### [Records supplied]
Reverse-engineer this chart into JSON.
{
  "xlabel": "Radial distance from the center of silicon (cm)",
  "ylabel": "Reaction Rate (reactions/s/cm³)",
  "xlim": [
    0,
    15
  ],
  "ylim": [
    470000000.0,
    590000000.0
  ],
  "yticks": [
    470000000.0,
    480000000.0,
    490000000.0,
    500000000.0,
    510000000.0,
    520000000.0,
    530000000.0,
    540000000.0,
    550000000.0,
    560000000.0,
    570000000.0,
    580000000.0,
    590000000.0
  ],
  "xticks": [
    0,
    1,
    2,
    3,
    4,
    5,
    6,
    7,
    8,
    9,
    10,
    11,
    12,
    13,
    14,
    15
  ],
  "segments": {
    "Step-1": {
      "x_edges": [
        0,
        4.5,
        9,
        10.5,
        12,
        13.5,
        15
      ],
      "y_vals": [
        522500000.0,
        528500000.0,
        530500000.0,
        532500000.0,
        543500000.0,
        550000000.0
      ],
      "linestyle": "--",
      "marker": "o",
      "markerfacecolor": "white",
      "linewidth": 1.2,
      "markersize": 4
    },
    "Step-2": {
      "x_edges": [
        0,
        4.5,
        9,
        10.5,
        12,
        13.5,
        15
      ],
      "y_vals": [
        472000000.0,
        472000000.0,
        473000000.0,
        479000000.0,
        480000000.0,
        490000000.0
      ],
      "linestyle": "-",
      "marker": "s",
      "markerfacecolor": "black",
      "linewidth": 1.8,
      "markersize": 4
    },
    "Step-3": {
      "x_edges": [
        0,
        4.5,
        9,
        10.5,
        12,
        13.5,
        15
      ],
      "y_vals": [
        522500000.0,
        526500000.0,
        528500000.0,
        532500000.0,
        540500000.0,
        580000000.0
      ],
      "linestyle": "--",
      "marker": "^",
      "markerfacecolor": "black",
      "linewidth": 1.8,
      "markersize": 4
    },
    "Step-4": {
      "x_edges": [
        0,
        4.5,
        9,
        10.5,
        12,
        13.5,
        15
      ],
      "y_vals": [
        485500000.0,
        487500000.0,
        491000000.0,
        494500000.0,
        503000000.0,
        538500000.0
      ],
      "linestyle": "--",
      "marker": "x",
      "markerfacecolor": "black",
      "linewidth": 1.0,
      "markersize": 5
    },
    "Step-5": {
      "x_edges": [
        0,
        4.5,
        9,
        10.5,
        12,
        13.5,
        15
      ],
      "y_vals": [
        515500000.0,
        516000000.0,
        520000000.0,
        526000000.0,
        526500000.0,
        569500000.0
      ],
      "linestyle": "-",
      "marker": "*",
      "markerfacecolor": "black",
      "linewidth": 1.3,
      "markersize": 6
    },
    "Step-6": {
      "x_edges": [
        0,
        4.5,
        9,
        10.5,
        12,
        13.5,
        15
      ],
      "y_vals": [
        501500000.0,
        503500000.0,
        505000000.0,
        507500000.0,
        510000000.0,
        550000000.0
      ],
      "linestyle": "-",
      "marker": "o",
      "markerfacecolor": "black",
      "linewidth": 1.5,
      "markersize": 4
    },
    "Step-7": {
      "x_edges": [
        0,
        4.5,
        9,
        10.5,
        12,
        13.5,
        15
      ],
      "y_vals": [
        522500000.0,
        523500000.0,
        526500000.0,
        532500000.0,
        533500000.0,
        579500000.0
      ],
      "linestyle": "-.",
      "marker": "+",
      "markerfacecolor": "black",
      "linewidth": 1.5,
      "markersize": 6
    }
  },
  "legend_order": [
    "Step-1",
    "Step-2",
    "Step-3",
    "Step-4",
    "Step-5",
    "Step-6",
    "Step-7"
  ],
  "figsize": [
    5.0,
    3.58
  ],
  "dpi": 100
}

### [Aim of the exercise]
Exactly reproduce the material above.

### [Task output]
Reverse-engineer this chart into JSON.
{
  "xlabel": "Radial distance from the center of silicon (cm)",
  "ylabel": "Reaction Rate (reactions/s/cm³)",
  "xlim": [
    0,
    15
  ],
  "ylim": [
    470000000.0,
    590000000.0
  ],
  "yticks": [
    470000000.0,
    480000000.0,
    490000000.0,
    500000000.0,
    510000000.0,
    520000000.0,
    530000000.0,
    540000000.0,
    550000000.0,
    560000000.0,
    570000000.0,
    580000000.0,
    590000000.0
  ],
  "xticks": [
    0,
    1,
    2,
    3,
    4,
    5,
    6,
    7,
    8,
    9,
    10,
    11,
    12,
    13,
    14,
    15
  ],
  "segments": {
    "Step-1": {
      "x_edges": [
        0,
        4.5,
        9,
        10.5,
        12,
        13.5,
        15
      ],
      "y_vals": [
        522500000.0,
        528500000.0,
        530500000.0,
        532500000.0,
        543500000.0,
        550000000.0
      ],
      "linestyle": "--",
      "marker": "o",
      "markerfacecolor": "white",
      "linewidth": 1.2,
      "markersize": 4
    },
    "Step-2": {
      "x_edges": [
        0,
        4.5,
        9,
        10.5,
        12,
        13.5,
        15
      ],
      "y_vals": [
        472000000.0,
        472000000.0,
        473000000.0,
        479000000.0,
        480000000.0,
        490000000.0
      ],
      "linestyle": "-",
      "marker": "s",
      "markerfacecolor": "black",
      "linewidth": 1.8,
      "markersize": 4
    },
    "Step-3": {
      "x_edges": [
        0,
        4.5,
        9,
        10.5,
        12,
        13.5,
        15
      ],
      "y_vals": [
        522500000.0,
        526500000.0,
        528500000.0,
        532500000.0,
        540500000.0,
        580000000.0
      ],
      "linestyle": "--",
      "marker": "^",
      "markerfacecolor": "black",
      "linewidth": 1.8,
      "markersize": 4
    },
    "Step-4": {
      "x_edges": [
        0,
        4.5,
        9,
        10.5,
        12,
        13.5,
        15
      ],
      "y_vals": [
        485500000.0,
        487500000.0,
        491000000.0,
        494500000.0,
        503000000.0,
        538500000.0
      ],
      "linestyle": "--",
      "marker": "x",
      "markerfacecolor": "black",
      "linewidth": 1.0,
      "markersize": 5
    },
    "Step-5": {
      "x_edges": [
        0,
        4.5,
        9,
        10.5,
        12,
        13.5,
        15
      ],
      "y_vals": [
        515500000.0,
        516000000.0,
        520000000.0,
        526000000.0,
        526500000.0,
        569500000.0
      ],
      "linestyle": "-",
      "marker": "*",
      "markerfacecolor": "black",
      "linewidth": 1.3,
      "markersize": 6
    },
    "Step-6": {
      "x_edges": [
        0,
        4.5,
        9,
        10.5,
        12,
        13.5,
        15
      ],
      "y_vals": [
        501500000.0,
        503500000.0,
        505000000.0,
        507500000.0,
        510000000.0,
        550000000.0
      ],
      "linestyle": "-",
      "marker": "o",
      "markerfacecolor": "black",
      "linewidth": 1.5,
      "markersize": 4
    },
    "Step-7": {
      "x_edges": [
        0,
        4.5,
        9,
        10.5,
        12,
        13.5,
        15
      ],
      "y_vals": [
        522500000.0,
        523500000.0,
        526500000.0,
        532500000.0,
        533500000.0,
        579500000.0
      ],
      "linestyle": "-.",
      "marker": "+",
      "markerfacecolor": "black",
      "linewidth": 1.5,
      "markersize": 6
    }
  },
  "legend_order": [
    "Step-1",
    "Step-2",
    "Step-3",
    "Step-4",
    "Step-5",
    "Step-6",
    "Step-7"
  ],
  "figsize": [
    5.0,
    3.58
  ],
  "dpi": 100
}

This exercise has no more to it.